• Source document:
┌────────

This is how Hisham Auf, co-founder and deputy of the founders of the Egyptian Secular Party, began his talk with Watani. The new secular party which is still under foundation, has been exposed to a fierce media campaign that claimed it propagates ‘atheism’, immorality and adultery.
What prompted you and others to found the Egyptian Secular Party?
We are going through hard times, on both the regional and local levels. Many in the region appear determined to drag us backwards to the Middle Ages when regional relations were based on religion and customs such as ethnic cleansing, slavery, war spoils, and other decadent practices prevailed. Today, efforts to return the region back to this era [under the pretext of returning to pure Islamic values] have led to the collapse of four States: Iraq, Syria, Libya, and Yemen. This makes it all the more important for us to steer clear of religious sectarianism and establish a stream that calls for secularism.
On the local level, there were attempts to impose religious rule on Egypt in the wake of the Arab Spring uprising in January 2011. The Islamist Muslim Brothers (MB) gained power and Muhammad Mursi, a MB, was elected President in 2012, albeit with a narrow margin. Egyptians rebelled against Islamist rule and overthrew Mursi in 2013 after exactly one year in office.
Today, we still have to reckon with Islamist terrorism and with the after-effects of the Islamist rule even though it is no longer there. The Salafis who, like the MB, call for the application of pure Islamic teachings, are everywhere. The conservative Islamic institution of al-Azhar, the world authority on Sunni Islam, enjoys unprecedented prerogatives. The Salafi Nur Party is operating freely and has declared its intention to contest the upcoming parliamentary elections, even though our Constitution bans religious-based parties. The argument they use to justify their intention is that they are not a religious-based party. Basing on their declarations and actions, this argument is almost laughable.
Deplorably, the political parties currently active on Egypt’s political scene have done nothing to stem the Islamist political tide; they do not reject Salafi influence nor do they even mention the need for a secular State. They are busy attempting to make political deals. We do not monopolise secularism, but no-one else has shown the remotest interest in positively establishing a secular State.
How does the party view secularism?
Secularism, as we see it, is not only about civil rights, but also involves an economic perspective directly connected to the livelihoods of Egyptians. Over the past decades, Egypt incurred huge losses on account of attempts to impose Islamic rule. To cite but one example, terrorist operations by Islamists who called for religious rule wreaked havoc with Egypt’s tourist industry and cost the country billions of Egyptian Pounds in attempts to fight terrorism. If used instead for development, the country could have reaped a rich harvest.

└────────

• Request A:
Please print the entries verbatim, covering the stretch from their first line through the line containing "annotation-cnt: CNT [322, 524, 345, 536]".

• Records provided:
┌────────

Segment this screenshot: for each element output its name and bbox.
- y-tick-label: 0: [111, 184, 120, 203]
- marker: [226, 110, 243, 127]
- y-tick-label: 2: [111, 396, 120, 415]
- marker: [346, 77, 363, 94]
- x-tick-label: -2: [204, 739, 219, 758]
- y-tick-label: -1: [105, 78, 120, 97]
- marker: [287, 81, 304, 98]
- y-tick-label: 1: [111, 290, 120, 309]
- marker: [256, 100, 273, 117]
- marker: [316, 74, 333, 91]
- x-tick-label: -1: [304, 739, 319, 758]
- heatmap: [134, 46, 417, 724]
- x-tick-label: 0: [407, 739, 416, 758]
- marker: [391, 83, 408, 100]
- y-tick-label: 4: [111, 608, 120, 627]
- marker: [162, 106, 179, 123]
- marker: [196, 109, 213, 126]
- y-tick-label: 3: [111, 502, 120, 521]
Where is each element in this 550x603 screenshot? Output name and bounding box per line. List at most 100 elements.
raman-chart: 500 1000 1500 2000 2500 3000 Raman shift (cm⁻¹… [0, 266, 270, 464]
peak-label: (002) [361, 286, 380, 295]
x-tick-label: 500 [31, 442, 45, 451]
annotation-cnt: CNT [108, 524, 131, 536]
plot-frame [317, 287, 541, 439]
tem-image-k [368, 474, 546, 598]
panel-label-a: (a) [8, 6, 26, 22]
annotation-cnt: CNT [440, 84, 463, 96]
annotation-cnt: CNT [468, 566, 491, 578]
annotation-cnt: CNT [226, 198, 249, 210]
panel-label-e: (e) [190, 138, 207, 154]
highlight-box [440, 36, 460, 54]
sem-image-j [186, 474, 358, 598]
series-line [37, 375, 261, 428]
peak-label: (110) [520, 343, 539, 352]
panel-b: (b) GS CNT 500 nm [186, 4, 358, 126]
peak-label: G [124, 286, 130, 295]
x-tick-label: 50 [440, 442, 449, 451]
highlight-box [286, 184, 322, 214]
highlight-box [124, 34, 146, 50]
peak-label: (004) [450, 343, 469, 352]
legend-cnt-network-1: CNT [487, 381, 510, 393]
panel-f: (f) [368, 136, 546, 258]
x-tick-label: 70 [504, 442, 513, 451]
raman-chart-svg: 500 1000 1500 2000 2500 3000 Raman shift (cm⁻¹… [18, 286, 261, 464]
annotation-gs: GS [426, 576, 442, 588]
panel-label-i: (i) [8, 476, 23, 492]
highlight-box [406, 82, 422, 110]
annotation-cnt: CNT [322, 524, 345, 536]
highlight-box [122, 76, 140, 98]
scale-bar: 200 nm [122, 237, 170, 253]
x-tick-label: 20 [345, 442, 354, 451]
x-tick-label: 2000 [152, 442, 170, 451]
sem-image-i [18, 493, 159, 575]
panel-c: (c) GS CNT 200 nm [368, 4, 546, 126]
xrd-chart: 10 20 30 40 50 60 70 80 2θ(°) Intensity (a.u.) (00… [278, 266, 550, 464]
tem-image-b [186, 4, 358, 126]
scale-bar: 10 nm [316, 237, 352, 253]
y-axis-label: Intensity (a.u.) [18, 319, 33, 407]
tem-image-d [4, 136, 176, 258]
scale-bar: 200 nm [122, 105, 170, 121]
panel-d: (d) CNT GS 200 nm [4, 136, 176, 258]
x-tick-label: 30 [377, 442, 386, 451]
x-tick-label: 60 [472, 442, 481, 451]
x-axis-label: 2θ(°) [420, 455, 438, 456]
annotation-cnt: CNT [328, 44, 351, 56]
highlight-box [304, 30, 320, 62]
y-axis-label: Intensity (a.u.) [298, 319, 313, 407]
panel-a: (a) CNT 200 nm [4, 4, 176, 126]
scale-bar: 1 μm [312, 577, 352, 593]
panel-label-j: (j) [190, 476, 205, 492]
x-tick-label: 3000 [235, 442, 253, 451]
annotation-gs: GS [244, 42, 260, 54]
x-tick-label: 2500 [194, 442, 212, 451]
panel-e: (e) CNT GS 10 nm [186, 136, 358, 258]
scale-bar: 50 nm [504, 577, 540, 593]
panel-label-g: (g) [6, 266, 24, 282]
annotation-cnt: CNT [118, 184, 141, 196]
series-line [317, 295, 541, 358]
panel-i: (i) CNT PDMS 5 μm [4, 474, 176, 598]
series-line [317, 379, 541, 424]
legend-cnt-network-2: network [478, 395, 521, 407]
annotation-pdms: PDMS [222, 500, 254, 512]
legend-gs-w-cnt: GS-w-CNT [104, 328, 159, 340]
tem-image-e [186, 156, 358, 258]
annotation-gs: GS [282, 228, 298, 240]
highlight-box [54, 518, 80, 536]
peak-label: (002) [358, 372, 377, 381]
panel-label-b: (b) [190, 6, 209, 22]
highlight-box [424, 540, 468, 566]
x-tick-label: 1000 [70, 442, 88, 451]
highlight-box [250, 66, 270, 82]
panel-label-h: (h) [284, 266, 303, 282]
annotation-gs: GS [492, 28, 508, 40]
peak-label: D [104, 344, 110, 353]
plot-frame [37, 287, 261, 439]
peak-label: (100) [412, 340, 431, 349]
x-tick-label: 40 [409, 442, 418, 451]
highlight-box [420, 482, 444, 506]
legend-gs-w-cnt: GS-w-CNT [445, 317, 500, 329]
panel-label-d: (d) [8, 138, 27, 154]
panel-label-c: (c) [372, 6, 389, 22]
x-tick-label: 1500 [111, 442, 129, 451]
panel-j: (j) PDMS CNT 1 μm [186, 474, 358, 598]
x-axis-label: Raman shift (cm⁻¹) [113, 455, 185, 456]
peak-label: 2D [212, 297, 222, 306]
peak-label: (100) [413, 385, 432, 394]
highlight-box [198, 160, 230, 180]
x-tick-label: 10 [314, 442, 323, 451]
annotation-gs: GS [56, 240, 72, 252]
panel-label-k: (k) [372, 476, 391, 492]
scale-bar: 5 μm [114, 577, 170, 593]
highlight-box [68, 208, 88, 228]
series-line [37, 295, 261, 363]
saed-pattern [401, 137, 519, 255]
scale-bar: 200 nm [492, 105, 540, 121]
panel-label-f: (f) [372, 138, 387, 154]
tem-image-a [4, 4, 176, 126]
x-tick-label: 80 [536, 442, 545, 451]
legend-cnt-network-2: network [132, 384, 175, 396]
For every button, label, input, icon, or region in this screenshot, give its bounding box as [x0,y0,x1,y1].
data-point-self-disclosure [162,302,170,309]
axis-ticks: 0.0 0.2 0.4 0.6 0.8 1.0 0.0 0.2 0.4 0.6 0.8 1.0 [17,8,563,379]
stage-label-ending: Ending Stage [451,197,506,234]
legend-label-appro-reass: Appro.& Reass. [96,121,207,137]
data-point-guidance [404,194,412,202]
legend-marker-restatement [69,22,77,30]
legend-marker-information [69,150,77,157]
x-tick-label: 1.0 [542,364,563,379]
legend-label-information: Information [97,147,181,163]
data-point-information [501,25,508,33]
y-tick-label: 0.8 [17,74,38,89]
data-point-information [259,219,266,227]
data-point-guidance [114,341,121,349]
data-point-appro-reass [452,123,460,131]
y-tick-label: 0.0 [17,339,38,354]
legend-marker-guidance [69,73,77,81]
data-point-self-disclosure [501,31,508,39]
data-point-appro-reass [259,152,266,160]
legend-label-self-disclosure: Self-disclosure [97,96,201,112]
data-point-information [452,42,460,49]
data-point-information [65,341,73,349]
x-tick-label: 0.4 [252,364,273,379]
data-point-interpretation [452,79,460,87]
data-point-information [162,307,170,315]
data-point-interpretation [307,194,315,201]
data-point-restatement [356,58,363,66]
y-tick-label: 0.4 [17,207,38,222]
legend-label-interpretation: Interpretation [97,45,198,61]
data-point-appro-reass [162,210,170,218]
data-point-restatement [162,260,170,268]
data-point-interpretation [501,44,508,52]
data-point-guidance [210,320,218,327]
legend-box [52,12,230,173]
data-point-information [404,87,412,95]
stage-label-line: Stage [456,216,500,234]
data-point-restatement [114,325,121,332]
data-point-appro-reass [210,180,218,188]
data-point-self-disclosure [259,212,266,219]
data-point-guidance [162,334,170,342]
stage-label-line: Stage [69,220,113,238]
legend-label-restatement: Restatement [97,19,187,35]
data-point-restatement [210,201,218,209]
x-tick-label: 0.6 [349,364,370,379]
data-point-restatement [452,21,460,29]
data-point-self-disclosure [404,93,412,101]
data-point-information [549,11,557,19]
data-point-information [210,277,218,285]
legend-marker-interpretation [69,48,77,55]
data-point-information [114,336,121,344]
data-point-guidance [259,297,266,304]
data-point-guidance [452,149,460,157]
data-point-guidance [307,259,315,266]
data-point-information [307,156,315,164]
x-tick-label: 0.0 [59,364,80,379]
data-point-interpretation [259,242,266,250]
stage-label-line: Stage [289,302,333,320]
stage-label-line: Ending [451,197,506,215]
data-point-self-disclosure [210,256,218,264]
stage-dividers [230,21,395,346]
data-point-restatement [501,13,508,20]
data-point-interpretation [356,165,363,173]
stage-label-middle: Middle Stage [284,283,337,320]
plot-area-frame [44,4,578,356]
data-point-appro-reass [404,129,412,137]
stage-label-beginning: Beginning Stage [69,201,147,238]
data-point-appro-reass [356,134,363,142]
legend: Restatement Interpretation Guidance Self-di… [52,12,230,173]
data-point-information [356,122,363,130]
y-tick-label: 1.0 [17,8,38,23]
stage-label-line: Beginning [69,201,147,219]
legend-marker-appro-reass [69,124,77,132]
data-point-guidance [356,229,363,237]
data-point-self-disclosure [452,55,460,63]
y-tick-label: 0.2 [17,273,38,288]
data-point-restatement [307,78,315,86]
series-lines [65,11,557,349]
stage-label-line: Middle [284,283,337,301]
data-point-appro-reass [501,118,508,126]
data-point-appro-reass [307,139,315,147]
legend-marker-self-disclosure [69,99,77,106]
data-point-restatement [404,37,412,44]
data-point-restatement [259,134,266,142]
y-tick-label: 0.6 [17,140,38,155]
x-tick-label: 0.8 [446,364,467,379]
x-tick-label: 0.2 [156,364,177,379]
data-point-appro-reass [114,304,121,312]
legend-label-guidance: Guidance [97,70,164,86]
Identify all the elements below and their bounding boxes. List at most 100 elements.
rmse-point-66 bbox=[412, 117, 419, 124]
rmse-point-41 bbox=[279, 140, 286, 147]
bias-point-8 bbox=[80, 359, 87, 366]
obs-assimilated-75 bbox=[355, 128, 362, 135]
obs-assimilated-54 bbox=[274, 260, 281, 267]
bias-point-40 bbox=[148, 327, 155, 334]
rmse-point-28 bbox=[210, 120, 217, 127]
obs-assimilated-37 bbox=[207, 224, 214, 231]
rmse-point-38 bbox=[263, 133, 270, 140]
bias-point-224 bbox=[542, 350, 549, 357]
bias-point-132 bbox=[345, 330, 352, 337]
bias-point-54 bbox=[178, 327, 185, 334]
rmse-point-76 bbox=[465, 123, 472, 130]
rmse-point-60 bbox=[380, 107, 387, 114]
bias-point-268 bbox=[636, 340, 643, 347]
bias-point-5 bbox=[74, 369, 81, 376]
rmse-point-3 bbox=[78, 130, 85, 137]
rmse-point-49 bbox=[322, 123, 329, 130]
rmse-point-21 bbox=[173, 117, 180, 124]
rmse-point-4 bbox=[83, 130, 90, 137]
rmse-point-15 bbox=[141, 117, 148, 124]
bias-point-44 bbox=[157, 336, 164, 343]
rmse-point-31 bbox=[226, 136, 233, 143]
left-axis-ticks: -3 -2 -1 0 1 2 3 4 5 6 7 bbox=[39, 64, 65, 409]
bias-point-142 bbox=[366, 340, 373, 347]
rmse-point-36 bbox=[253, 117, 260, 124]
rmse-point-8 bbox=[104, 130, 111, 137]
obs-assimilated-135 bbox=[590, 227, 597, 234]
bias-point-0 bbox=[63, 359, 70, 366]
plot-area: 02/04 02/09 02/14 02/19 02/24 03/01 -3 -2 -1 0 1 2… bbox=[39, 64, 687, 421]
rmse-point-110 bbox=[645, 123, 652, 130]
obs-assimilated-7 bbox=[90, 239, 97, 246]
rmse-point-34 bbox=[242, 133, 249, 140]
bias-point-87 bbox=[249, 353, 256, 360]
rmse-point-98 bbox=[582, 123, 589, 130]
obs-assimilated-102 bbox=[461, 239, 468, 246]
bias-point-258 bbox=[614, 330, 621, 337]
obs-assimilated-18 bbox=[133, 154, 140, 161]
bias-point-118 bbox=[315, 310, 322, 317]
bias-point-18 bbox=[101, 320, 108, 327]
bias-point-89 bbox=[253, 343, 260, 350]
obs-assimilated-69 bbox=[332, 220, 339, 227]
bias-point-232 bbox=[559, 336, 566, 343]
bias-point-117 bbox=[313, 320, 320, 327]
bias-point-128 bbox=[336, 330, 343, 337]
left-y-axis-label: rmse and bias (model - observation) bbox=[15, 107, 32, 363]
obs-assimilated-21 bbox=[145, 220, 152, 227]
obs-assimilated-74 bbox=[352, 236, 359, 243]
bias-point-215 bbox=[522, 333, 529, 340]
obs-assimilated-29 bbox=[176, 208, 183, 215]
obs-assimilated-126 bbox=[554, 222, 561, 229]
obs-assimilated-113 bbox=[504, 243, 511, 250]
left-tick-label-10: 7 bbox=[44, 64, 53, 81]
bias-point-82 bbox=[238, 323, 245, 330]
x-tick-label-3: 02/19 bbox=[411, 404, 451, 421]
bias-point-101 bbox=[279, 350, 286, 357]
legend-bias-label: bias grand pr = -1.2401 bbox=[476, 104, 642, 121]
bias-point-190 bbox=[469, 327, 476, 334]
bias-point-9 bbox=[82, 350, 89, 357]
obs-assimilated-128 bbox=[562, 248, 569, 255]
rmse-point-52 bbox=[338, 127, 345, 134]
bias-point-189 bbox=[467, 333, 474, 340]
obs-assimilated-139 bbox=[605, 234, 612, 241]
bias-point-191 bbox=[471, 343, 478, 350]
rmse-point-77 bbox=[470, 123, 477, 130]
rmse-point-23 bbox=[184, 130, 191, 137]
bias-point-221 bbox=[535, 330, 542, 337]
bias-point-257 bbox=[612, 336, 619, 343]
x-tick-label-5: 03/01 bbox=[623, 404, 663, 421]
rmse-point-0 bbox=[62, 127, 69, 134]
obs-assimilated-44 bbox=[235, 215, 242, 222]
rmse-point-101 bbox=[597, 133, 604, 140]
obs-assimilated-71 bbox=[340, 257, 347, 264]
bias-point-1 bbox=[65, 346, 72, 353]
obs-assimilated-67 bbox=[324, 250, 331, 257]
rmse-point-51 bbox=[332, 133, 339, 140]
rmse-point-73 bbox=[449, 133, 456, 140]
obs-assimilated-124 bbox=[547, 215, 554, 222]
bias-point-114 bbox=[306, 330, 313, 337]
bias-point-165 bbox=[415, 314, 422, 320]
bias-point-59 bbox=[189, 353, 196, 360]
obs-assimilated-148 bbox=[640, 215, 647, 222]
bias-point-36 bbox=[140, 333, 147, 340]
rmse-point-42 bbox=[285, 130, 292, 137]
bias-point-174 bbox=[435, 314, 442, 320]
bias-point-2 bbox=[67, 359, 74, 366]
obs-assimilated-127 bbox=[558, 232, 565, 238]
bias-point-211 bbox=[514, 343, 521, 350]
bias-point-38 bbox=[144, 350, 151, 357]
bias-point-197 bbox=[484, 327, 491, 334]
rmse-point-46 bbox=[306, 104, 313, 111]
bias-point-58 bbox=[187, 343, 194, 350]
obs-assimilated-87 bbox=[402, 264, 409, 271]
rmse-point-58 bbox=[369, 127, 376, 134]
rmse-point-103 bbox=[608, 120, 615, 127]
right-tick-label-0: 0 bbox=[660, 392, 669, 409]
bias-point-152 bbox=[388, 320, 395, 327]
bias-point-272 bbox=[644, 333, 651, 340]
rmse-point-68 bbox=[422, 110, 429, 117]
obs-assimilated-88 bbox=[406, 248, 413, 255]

└────────

• Request B:
Output, word for word, the stretch of the interview on the Egyptian Secular Party from "We are going" through "calls for secularism.".

• Complete output A:
Segment this screenshot: for each element output its name and bbox.
- y-tick-label: 0: [111, 184, 120, 203]
- marker: [226, 110, 243, 127]
- y-tick-label: 2: [111, 396, 120, 415]
- marker: [346, 77, 363, 94]
- x-tick-label: -2: [204, 739, 219, 758]
- y-tick-label: -1: [105, 78, 120, 97]
- marker: [287, 81, 304, 98]
- y-tick-label: 1: [111, 290, 120, 309]
- marker: [256, 100, 273, 117]
- marker: [316, 74, 333, 91]
- x-tick-label: -1: [304, 739, 319, 758]
- heatmap: [134, 46, 417, 724]
- x-tick-label: 0: [407, 739, 416, 758]
- marker: [391, 83, 408, 100]
- y-tick-label: 4: [111, 608, 120, 627]
- marker: [162, 106, 179, 123]
- marker: [196, 109, 213, 126]
- y-tick-label: 3: [111, 502, 120, 521]
Where is each element in this 550x603 screenshot? Output name and bounding box per line. List at most 100 elements.
raman-chart: 500 1000 1500 2000 2500 3000 Raman shift (cm⁻¹… [0, 266, 270, 464]
peak-label: (002) [361, 286, 380, 295]
x-tick-label: 500 [31, 442, 45, 451]
annotation-cnt: CNT [108, 524, 131, 536]
plot-frame [317, 287, 541, 439]
tem-image-k [368, 474, 546, 598]
panel-label-a: (a) [8, 6, 26, 22]
annotation-cnt: CNT [440, 84, 463, 96]
annotation-cnt: CNT [468, 566, 491, 578]
annotation-cnt: CNT [226, 198, 249, 210]
panel-label-e: (e) [190, 138, 207, 154]
highlight-box [440, 36, 460, 54]
sem-image-j [186, 474, 358, 598]
series-line [37, 375, 261, 428]
peak-label: (110) [520, 343, 539, 352]
panel-b: (b) GS CNT 500 nm [186, 4, 358, 126]
peak-label: G [124, 286, 130, 295]
x-tick-label: 50 [440, 442, 449, 451]
highlight-box [286, 184, 322, 214]
highlight-box [124, 34, 146, 50]
peak-label: (004) [450, 343, 469, 352]
legend-cnt-network-1: CNT [487, 381, 510, 393]
panel-f: (f) [368, 136, 546, 258]
x-tick-label: 70 [504, 442, 513, 451]
raman-chart-svg: 500 1000 1500 2000 2500 3000 Raman shift (cm⁻¹… [18, 286, 261, 464]
annotation-gs: GS [426, 576, 442, 588]
panel-label-i: (i) [8, 476, 23, 492]
highlight-box [406, 82, 422, 110]
annotation-cnt: CNT [322, 524, 345, 536]

• Complete output B:
We are going through hard times, on both the regional and local levels. Many in the region appear determined to drag us backwards to the Middle Ages when regional relations were based on religion and customs such as ethnic cleansing, slavery, war spoils, and other decadent practices prevailed. Today, efforts to return the region back to this era [under the pretext of returning to pure Islamic values] have led to the collapse of four States: Iraq, Syria, Libya, and Yemen. This makes it all the more important for us to steer clear of religious sectarianism and establish a stream that calls for secularism.